# [Dataset records on visual material]
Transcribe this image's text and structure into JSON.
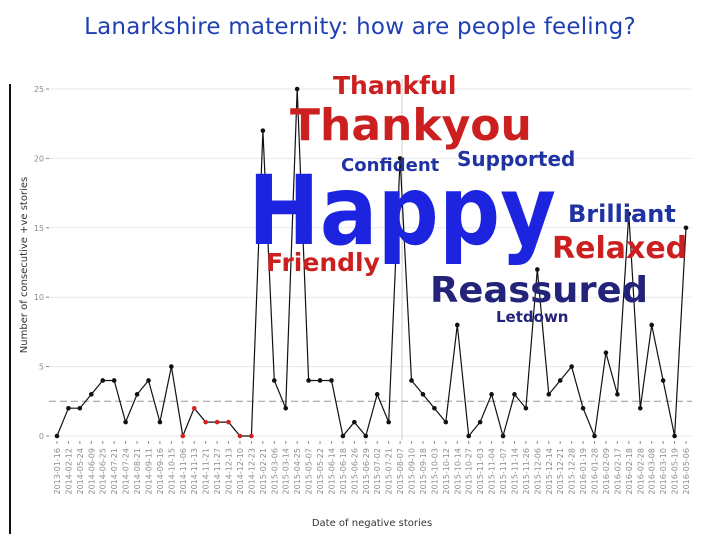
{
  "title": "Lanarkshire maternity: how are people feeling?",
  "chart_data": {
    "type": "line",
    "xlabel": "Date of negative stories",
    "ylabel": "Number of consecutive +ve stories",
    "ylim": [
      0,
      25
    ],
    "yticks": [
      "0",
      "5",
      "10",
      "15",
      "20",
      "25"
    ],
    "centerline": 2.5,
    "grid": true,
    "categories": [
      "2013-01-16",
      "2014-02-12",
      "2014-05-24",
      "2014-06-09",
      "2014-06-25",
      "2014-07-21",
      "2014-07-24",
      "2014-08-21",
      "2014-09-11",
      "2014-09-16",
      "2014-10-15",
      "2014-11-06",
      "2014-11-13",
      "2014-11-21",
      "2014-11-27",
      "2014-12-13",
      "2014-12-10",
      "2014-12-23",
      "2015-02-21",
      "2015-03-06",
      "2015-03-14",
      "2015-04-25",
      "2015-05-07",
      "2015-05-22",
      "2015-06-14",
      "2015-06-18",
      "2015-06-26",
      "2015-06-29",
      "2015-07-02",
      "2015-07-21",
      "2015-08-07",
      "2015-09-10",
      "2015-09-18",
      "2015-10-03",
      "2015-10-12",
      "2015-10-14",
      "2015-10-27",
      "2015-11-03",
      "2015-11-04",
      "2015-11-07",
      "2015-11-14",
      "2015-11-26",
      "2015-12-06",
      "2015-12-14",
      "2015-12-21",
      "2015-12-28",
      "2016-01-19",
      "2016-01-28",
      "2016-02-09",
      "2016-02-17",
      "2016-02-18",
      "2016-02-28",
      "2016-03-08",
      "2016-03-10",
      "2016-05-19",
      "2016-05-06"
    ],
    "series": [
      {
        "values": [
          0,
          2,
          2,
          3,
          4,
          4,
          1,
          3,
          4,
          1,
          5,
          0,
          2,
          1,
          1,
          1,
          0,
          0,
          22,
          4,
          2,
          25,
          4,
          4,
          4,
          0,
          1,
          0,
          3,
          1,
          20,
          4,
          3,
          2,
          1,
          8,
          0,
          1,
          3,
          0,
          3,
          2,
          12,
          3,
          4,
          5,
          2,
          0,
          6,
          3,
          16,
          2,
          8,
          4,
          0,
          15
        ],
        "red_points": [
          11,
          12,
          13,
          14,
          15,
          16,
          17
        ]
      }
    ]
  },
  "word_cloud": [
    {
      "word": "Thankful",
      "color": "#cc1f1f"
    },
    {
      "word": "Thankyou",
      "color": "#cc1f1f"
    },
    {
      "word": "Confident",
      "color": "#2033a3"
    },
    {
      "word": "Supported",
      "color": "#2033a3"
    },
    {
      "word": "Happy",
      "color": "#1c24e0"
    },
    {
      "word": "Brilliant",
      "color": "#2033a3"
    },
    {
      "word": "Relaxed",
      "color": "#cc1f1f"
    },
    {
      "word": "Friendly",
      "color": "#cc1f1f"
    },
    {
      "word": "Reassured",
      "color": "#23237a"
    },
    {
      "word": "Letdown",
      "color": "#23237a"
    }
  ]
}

---

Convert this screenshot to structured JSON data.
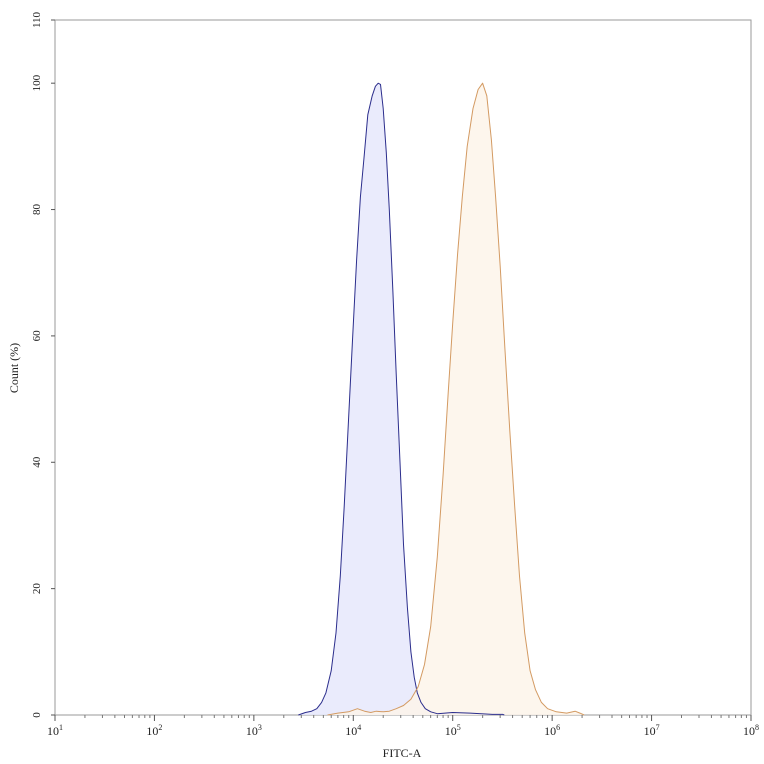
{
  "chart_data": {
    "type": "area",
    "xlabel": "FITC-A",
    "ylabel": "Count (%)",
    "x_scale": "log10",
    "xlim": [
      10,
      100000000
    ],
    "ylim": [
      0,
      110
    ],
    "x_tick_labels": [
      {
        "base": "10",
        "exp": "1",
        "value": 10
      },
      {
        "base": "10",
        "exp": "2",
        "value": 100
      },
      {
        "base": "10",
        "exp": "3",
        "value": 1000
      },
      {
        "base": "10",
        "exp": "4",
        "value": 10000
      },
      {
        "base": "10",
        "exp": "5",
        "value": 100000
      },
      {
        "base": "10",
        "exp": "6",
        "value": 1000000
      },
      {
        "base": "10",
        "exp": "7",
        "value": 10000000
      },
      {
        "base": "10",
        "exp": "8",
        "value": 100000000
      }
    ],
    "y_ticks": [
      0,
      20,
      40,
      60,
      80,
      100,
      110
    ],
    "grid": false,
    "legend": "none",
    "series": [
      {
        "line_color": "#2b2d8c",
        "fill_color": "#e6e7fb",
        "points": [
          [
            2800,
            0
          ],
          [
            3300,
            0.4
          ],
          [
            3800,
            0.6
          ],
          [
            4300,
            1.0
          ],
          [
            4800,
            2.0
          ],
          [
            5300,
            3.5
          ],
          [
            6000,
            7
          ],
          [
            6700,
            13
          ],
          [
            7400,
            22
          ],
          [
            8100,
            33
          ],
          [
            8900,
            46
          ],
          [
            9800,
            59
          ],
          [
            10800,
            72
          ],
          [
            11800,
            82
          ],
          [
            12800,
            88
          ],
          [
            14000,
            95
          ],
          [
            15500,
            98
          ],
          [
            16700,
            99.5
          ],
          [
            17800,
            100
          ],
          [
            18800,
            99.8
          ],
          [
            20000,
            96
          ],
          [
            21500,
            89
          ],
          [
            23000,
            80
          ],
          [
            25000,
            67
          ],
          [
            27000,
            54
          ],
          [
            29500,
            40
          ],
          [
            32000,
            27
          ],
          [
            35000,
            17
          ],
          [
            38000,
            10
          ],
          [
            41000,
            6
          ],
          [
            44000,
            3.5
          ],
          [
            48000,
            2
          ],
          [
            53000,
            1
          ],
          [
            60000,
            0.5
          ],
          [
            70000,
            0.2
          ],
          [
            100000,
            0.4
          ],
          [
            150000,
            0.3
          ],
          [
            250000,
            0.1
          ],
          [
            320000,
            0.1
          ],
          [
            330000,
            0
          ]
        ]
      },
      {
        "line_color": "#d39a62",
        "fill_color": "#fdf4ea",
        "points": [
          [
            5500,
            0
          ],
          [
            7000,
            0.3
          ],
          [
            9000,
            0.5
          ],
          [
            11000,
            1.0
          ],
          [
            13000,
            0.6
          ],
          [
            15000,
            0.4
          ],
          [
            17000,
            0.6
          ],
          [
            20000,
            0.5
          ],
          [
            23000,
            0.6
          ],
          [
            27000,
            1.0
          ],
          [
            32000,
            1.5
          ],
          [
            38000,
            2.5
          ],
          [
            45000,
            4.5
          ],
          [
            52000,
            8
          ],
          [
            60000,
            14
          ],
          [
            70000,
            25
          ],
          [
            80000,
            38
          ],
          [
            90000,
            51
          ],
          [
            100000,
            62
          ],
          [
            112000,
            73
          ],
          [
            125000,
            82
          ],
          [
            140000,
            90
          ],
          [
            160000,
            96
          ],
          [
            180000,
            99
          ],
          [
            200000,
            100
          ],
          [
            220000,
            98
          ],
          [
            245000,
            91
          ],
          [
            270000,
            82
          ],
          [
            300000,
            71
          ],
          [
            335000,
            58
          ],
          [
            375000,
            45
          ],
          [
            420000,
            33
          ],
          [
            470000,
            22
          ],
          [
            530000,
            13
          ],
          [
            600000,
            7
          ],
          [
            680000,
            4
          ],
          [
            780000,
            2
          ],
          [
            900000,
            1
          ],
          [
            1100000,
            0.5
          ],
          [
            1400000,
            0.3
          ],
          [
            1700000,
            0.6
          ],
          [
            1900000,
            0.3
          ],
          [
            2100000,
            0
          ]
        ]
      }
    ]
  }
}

# [TASK TO COMPLETE]
How many lines in the entries contain the string "JSON"? Answer with the number only.

# [SOLVED PROBLEM]
2